* [Given data]:
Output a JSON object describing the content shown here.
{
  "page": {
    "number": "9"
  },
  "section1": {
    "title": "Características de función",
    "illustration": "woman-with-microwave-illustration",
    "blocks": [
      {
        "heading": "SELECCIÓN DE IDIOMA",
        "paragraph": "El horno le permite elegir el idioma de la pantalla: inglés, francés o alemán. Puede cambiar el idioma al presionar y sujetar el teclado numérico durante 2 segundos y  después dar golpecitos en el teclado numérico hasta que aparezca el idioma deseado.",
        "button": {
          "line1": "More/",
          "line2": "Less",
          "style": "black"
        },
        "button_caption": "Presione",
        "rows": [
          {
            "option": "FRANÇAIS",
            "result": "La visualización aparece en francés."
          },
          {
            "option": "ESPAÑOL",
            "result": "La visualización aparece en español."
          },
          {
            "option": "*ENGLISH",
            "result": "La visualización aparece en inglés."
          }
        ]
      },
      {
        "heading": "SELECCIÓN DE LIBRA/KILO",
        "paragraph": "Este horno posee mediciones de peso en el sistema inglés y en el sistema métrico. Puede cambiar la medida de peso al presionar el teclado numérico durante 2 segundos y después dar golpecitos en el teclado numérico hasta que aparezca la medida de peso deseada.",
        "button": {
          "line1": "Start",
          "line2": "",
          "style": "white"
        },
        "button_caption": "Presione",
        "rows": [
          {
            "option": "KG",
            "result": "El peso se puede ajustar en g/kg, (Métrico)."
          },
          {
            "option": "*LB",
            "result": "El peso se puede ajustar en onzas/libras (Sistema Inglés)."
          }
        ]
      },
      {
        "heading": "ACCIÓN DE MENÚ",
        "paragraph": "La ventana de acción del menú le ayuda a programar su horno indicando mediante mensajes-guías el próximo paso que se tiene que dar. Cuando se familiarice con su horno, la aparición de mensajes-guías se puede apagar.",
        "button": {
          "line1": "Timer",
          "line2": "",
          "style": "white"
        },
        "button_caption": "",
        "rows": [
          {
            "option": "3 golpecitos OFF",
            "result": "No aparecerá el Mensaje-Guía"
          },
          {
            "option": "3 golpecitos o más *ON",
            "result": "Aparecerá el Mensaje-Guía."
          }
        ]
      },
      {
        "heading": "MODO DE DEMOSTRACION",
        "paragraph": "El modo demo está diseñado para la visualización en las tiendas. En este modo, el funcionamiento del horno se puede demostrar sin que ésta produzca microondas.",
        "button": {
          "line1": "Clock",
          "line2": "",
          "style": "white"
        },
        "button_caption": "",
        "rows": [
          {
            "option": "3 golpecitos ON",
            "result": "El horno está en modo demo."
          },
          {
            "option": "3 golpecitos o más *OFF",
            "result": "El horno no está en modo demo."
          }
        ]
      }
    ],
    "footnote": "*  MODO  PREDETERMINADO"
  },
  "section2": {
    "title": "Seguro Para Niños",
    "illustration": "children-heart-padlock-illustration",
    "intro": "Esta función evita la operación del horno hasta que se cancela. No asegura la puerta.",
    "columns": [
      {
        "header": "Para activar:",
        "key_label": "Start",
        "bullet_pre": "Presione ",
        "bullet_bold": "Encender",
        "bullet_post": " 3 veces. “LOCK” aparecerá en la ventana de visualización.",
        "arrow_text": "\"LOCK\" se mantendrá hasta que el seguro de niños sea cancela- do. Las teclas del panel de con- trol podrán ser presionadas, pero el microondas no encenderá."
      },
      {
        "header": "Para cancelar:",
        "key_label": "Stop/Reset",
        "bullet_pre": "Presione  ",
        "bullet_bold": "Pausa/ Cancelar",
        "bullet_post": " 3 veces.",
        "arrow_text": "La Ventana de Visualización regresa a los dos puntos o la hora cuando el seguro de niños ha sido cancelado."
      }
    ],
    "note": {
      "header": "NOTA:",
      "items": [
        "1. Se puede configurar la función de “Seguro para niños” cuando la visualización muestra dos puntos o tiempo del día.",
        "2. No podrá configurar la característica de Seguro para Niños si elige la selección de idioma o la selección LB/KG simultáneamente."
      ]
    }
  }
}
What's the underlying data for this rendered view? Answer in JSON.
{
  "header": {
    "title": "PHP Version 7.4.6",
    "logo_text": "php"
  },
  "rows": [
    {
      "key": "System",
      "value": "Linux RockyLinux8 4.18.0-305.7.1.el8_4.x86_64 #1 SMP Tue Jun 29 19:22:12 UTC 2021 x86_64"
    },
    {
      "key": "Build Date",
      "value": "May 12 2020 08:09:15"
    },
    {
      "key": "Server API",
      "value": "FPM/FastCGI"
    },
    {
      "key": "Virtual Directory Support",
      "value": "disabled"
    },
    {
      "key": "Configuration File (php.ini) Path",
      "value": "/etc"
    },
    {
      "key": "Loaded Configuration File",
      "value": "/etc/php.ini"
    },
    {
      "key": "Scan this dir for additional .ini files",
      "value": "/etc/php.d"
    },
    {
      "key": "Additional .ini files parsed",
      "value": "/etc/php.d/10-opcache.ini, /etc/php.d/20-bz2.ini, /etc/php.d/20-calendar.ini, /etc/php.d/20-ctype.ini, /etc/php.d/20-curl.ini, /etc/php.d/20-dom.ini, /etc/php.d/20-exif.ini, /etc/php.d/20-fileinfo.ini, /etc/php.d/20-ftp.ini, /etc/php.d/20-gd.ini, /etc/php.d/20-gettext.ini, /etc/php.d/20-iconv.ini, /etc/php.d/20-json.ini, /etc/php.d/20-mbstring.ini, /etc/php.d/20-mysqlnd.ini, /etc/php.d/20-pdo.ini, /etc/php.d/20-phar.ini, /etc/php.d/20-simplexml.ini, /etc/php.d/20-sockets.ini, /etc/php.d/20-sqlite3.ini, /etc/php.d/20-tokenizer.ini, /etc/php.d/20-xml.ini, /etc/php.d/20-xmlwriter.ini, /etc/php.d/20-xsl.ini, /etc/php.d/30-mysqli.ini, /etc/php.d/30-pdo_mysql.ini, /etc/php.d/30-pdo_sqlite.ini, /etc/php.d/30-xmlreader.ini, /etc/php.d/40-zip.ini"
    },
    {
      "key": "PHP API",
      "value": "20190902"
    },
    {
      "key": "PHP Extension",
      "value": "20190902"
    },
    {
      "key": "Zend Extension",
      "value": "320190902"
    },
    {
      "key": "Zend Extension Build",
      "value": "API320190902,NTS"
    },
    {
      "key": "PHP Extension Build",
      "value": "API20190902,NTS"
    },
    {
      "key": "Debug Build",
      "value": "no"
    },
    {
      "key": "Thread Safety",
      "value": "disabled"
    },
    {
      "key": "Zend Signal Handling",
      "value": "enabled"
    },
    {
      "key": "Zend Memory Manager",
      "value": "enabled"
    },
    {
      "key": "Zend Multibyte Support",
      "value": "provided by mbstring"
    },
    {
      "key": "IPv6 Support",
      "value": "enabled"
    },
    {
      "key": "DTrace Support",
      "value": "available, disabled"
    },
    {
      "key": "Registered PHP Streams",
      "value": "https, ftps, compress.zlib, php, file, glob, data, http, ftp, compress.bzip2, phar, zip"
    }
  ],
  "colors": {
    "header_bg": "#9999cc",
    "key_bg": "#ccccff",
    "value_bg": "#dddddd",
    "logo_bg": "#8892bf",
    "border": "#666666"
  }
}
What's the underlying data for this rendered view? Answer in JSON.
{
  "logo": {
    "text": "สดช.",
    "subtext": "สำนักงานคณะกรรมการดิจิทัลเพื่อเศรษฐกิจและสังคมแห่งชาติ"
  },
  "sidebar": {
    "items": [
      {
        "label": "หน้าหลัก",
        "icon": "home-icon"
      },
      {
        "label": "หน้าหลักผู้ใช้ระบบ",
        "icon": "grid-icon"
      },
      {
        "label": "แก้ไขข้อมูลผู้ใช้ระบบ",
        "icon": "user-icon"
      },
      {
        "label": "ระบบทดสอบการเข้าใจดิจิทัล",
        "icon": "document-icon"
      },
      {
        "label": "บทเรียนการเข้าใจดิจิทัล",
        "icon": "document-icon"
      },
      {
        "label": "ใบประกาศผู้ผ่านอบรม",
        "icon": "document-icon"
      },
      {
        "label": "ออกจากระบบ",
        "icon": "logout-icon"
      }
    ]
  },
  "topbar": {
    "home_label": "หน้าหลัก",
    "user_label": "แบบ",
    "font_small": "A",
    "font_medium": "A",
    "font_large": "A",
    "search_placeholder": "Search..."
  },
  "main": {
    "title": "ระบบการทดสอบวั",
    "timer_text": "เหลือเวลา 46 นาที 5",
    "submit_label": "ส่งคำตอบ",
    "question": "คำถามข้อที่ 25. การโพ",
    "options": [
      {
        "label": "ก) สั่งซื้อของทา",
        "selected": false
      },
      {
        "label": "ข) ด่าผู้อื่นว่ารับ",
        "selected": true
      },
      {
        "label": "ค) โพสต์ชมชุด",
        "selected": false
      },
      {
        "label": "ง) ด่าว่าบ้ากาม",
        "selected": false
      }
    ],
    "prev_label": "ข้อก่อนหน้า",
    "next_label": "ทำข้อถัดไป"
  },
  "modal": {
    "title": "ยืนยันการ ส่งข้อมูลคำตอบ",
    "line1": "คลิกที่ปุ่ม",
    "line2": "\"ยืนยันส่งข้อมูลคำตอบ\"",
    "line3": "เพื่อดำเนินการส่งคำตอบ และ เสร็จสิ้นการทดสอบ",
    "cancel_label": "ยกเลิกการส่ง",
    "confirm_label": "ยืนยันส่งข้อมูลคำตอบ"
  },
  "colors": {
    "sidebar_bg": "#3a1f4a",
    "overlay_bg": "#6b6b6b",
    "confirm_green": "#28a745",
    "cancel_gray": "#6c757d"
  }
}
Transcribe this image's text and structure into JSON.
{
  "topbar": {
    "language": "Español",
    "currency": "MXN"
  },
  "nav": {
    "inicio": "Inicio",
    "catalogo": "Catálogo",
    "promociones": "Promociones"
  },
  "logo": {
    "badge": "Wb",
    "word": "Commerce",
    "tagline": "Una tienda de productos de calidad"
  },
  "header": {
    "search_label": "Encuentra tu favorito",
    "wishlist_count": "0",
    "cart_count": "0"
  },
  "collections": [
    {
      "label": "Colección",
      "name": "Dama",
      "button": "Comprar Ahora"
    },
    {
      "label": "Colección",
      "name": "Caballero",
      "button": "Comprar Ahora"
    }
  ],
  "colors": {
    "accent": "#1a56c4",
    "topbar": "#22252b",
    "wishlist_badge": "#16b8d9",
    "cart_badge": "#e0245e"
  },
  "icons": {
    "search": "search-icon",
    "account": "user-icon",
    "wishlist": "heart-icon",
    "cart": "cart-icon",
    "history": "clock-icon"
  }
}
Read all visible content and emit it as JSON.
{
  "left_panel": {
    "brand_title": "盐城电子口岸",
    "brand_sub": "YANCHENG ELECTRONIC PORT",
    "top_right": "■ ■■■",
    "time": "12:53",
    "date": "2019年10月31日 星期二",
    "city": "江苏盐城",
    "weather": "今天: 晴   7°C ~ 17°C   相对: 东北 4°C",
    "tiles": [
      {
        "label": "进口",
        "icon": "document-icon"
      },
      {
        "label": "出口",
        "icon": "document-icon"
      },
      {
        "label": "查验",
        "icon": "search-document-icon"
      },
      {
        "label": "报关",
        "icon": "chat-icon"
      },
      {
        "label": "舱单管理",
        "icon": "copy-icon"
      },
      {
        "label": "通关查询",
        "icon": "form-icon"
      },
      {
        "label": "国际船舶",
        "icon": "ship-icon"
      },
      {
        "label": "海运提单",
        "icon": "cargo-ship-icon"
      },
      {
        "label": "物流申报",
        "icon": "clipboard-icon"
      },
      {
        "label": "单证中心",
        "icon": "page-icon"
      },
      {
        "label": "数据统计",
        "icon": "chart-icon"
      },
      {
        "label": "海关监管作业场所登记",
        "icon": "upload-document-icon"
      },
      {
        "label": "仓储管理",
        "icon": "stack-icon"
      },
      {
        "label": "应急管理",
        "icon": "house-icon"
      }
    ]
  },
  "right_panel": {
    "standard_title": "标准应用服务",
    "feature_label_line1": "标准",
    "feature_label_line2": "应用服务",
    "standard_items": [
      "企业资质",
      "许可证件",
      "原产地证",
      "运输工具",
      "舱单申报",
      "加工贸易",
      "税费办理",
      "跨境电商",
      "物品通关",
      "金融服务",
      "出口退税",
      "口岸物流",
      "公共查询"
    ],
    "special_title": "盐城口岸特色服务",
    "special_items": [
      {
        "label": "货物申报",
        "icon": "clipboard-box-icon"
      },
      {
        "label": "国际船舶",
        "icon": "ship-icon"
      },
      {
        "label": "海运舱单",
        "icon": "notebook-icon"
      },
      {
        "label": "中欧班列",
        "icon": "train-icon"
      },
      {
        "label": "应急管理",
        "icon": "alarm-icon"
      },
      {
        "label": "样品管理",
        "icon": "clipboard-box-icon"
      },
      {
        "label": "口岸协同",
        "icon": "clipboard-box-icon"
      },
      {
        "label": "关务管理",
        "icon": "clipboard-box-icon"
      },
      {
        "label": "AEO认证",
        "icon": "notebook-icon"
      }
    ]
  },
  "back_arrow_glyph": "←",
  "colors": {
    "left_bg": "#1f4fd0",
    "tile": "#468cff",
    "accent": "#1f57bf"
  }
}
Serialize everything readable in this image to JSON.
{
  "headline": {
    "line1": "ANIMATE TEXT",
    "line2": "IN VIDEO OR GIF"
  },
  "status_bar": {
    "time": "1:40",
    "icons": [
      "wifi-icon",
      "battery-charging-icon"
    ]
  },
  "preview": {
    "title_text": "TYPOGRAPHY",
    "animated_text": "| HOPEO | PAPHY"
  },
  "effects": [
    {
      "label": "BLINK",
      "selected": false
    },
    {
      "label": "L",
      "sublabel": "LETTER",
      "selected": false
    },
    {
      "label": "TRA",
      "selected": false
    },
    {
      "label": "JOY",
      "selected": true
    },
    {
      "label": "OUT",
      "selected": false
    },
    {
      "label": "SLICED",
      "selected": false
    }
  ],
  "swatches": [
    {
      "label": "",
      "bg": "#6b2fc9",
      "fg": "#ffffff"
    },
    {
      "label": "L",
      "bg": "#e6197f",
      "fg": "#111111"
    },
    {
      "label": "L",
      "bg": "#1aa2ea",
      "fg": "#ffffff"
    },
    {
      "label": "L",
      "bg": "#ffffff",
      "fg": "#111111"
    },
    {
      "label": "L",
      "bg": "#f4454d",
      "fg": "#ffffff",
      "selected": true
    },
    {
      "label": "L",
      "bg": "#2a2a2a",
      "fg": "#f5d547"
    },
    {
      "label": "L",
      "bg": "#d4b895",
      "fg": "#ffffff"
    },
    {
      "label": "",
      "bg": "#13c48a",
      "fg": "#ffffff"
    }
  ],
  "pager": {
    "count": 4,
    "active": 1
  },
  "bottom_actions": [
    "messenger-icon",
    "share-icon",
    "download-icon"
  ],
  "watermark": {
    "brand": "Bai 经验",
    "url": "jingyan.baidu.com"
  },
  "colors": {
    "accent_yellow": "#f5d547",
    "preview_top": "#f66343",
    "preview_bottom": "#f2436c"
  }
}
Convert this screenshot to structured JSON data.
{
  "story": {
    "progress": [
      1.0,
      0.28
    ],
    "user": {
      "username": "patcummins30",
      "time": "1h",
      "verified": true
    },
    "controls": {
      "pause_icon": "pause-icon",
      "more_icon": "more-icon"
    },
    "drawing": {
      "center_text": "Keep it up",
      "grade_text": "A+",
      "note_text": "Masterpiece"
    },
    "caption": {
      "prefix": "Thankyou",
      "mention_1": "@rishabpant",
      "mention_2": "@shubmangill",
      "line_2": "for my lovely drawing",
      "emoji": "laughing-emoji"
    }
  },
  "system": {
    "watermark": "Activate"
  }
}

* [What the exercise asks]: Show, from the listing above, each line that contains the word "this".

* [Written solution]:
What's the underlying data for this rendered view? Answer in JSON.
      "key": "Scan this dir for additional .ini files",
What's the underlying data for this rendered view? Answer in JSON.
Transcribe this image's text and structure into JSON.
Serialize everything readable in this image to JSON.
Convert this screenshot to structured JSON data.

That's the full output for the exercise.